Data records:
-------------------------

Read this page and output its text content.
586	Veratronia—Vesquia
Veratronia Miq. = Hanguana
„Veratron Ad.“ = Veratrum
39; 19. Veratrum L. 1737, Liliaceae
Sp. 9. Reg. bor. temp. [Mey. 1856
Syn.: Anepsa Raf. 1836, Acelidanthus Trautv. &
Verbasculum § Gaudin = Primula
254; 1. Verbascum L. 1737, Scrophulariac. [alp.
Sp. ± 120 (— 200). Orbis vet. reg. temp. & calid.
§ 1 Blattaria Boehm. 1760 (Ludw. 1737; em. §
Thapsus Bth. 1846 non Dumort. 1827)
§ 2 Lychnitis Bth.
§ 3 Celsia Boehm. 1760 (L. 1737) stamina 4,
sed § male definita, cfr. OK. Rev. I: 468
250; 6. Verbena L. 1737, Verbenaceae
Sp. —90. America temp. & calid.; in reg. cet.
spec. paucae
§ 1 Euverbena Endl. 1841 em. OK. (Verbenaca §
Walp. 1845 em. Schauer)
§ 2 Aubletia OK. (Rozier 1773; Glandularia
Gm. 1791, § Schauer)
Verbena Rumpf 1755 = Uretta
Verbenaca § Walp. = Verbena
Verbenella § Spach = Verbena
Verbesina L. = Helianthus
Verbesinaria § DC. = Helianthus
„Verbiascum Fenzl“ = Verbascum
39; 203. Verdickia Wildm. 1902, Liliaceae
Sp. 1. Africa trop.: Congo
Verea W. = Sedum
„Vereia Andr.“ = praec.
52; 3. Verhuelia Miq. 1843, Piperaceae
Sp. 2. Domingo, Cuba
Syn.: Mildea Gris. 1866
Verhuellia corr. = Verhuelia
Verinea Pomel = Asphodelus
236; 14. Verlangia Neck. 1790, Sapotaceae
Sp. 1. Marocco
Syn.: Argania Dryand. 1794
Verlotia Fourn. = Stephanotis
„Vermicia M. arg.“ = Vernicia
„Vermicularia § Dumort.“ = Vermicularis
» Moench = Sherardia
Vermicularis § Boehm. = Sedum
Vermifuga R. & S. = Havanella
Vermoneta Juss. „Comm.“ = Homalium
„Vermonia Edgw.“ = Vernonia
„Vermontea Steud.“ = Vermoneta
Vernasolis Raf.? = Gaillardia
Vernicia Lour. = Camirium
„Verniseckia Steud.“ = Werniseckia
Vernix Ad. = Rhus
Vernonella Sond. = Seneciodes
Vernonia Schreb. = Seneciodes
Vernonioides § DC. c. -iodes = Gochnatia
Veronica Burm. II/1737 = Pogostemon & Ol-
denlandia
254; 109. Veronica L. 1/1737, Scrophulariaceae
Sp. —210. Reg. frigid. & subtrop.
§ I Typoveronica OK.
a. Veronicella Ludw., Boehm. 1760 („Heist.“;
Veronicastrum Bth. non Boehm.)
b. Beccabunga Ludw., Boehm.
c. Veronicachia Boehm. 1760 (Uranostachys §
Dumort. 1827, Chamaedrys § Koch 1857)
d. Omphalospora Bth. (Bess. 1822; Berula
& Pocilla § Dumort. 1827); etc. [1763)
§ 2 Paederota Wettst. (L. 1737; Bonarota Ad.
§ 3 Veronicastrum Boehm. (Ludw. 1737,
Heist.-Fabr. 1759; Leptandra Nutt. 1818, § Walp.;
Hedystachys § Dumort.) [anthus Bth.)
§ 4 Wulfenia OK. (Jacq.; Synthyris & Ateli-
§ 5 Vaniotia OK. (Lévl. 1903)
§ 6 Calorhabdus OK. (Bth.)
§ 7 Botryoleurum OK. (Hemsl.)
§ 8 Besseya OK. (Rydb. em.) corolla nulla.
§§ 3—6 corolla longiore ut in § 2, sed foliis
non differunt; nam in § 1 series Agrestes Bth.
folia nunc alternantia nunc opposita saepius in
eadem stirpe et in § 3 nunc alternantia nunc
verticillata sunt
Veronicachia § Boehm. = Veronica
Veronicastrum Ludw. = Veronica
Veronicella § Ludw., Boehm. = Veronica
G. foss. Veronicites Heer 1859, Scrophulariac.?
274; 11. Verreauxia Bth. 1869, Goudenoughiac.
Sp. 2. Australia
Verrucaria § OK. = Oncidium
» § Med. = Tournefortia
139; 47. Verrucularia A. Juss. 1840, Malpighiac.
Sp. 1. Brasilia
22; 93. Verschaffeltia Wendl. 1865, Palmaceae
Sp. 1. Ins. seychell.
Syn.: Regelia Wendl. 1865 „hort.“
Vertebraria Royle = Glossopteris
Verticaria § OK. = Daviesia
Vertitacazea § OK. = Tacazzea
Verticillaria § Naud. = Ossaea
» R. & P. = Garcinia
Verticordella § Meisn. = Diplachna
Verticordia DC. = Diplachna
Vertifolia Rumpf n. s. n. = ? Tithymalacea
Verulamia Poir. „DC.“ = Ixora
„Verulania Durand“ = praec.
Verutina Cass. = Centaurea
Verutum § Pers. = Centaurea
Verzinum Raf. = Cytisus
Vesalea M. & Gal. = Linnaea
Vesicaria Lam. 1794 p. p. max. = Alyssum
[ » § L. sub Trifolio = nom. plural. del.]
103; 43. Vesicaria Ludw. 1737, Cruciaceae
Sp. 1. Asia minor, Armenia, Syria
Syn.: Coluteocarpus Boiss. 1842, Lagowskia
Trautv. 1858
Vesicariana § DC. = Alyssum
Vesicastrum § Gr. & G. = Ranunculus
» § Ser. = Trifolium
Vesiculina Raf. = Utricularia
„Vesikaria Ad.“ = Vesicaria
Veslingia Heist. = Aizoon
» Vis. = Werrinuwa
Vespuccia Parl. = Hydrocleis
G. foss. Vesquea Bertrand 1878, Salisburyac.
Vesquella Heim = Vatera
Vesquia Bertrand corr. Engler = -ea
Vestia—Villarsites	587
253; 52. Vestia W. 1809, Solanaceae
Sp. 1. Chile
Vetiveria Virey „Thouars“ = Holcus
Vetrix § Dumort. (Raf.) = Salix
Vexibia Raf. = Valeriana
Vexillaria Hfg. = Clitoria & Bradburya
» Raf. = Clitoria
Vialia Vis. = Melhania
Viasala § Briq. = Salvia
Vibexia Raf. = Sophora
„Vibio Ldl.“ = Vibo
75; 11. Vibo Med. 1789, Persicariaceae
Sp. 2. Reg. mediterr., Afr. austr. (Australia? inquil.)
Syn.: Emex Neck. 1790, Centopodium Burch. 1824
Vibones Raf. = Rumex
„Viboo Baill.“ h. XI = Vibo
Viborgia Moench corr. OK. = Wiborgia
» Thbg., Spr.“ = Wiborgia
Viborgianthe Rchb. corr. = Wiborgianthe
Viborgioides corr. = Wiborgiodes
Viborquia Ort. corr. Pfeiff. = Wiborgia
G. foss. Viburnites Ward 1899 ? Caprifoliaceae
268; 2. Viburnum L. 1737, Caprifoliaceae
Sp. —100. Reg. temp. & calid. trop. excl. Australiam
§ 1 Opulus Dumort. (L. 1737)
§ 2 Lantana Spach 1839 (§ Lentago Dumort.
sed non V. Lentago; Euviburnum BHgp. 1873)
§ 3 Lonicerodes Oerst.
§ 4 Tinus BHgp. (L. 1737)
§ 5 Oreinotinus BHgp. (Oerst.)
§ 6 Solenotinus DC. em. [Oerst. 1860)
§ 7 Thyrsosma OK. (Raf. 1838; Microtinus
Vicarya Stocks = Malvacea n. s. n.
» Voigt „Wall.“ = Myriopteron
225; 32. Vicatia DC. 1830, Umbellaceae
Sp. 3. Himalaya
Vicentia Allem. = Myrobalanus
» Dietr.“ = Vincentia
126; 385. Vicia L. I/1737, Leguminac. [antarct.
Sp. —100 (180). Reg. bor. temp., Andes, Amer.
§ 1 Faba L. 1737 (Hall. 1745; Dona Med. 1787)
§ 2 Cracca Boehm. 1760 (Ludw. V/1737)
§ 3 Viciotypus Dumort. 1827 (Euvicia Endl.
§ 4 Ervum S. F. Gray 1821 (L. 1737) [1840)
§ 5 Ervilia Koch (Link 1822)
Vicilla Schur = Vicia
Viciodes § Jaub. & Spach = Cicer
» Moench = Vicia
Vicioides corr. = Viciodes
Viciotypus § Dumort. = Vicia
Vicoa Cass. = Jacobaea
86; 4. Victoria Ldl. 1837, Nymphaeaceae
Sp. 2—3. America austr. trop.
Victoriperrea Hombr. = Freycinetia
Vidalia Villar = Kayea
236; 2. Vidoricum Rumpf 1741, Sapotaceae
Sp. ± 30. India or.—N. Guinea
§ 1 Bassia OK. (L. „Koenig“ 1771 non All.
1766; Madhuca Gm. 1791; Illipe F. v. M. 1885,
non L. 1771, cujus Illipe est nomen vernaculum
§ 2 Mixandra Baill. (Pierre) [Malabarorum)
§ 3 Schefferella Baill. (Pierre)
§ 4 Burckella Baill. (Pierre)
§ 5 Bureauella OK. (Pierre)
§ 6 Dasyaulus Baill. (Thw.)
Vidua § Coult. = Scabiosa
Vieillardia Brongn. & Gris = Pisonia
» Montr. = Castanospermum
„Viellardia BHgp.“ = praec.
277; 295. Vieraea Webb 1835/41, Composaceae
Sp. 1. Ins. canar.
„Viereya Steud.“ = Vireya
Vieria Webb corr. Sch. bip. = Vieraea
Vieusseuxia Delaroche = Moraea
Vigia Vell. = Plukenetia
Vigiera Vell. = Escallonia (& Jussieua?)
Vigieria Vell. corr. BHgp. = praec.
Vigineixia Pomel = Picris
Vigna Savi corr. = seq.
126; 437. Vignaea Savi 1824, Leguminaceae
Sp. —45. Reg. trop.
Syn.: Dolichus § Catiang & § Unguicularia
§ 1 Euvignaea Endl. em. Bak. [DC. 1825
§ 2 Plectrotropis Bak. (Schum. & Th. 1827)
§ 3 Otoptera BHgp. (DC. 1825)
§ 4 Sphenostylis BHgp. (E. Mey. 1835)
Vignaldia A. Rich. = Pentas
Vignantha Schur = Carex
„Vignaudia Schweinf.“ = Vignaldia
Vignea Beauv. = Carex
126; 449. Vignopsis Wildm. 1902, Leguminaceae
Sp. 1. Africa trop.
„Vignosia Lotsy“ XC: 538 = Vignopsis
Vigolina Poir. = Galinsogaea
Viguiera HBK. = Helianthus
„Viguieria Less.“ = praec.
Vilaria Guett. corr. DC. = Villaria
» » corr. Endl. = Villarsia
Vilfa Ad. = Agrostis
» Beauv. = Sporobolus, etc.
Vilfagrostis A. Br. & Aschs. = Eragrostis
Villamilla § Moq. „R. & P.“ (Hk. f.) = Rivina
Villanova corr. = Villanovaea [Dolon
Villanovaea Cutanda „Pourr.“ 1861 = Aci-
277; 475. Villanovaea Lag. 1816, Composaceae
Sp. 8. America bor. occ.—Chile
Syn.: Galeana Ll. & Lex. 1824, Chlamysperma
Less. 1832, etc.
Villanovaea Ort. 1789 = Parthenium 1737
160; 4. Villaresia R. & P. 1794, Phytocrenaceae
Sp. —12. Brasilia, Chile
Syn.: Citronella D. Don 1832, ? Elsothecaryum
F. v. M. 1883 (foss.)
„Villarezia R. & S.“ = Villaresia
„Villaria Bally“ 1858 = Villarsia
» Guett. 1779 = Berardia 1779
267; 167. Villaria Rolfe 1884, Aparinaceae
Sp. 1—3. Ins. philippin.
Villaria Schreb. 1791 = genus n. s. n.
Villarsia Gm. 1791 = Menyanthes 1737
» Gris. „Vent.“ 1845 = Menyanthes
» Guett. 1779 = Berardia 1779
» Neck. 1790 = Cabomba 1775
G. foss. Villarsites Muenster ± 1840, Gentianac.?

-------------------------

Count every line of the material above that holds the string "Vernicia", then state only the total.

EXERCISE SOLUTION:
2